Requisitos das tarefas:
- 1) Reescreva o texto sobre o acordo de pesca no Lago do Cuniã de "Foram levantadas as" até "período de reprodução.", inclusive, trocando "apetrechos" por "equipamentos".
- 2) Continue o texto sobre o acordo de pesca no Lago do Cuniã a partir da última frase.

Trecho do texto:
22 Dec
2008 - Regras elaboradas pela comunidade na Reserva
Extrativista do Lago do Cuniã auxiliam a
manter a sustentabilidade da pesca na região
- Por Bruno Taitson - Resex do Lago do Cuniã,
Rondônia - As 100 famílias que vivem
na Reserva Extrativista do Lago do Cuniã,
já percebem os resultados do primeiro acordo
de pesca realizado em uma unidade de conservação.
“Estamos conseguindo pescar mais do que antes. Aqui,
comemos peixe diariamente, se faltar peixe, complica”,
afirma Zacarias Santos, morador da Resex, que tem
área de 55,8 mil hectares. “Além disso”,
completa ele, “o jacaré precisa de peixe
para comer”, lembrando casos em que jacarés,
por falta de alimentos, atacaram moradores da reserva.
O acordo de pesca – conjunto de
normas elaboradas pelos pescadores para garantir
a manutenção das espécies e
a sustentabilidade da atividade – foi concluído
em setembro de 2008. As regras, já protocoladas
no Instituto Chico Mendes de Conservação
da Biodiversidade (ICMBio), devem entrar em operação
nos primeiros meses de 2009, assim que forem homologadas
pela instituição.
O acordo teve base no diagnóstico
iniciado em janeiro do mesmo ano, sob a coordenação
da ONG Ecoporé, com apoio do WWF-Brasil.
Foram levantadas as características da pesca
local, como locais preferidos pelos pescadores,
apetrechos utilizados, espécies mais procuradas
e dias de maior intensidade da atividade. Além
disso, foram também pesquisados aspectos
ecológicos dos peixes do Lago do Cuniã,
como época, local e período de reprodução.
Das 100 famílias que habitam
a Resex, cerca de 80 dependem da pesca para sobreviver.

Linhas fornecidas:
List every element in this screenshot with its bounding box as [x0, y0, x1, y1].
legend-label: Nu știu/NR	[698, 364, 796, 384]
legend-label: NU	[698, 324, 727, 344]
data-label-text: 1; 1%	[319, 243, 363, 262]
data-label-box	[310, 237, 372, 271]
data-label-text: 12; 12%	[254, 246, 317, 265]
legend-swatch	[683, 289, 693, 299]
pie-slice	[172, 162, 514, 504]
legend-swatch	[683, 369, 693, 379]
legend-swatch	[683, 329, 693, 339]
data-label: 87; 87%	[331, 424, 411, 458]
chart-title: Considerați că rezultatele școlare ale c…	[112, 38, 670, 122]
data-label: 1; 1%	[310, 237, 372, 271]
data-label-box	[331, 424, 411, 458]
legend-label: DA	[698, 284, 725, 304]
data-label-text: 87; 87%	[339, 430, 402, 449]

Resultados do exercício:
- 1)
Foram levantadas as características da pesca
local, como locais preferidos pelos pescadores,
equipamentos utilizados, espécies mais procuradas
e dias de maior intensidade da atividade. Além
disso, foram também pesquisados aspectos
ecológicos dos peixes do Lago do Cuniã,
como época, local e período de reprodução.

- 2)
“Não é apenas uma fonte de renda,
mas também o principal alimento consumido
pelos moradores”, relata o biólogo Túlio
Araújo, coordenador de projeto da Ecoporé.
A partir do diagnóstico,
iniciou-se, com participação da comunidade,
a discussão que serviu de base para o acordo
de pesca. “Quando não existem regras, acontece
claramente uma pressão nos estoques do lago.
O objetivo do acordo é assegurar que todos
possam usufruir do recurso, garantindo a preservação
das espécies”, concluiu Túlio Araújo.
Os pescadores da Resex do Lago
do Cuniã receberam capacitação
para que pudessem participar de forma ativa na construção
e na implementação dos acordos. Uma
dessas ações de capacitação
foi a visita de pescadores do Município de
Manoel Urbano, no Acre, que já vêm
trabalhando com acordos de pesca desde 2005.
Foram trocadas experiências
sobre o processo de contagem dos peixes – essencial
para definir limites para a pesca e para avaliar
os acordos – e também sobre o processo de
zoneamento dos lagos, que permite um melhor planejamento
das regras e da utilização dos recursos
pesqueiros.
Ailton Lopes, presidente da Associação
dos Moradores do Lago Cuniã, avalia de forma
positiva o processo de gestão participativa
da Resex. “As reuniões comunitárias
para discutir nossos problemas são muito
importantes. Fazíamos antes muita pesca desordenada,
agora é possível ver quais espécies
estão diminuindo e têm que ser preservadas,
pelo benefício de todos nós”, avaliou.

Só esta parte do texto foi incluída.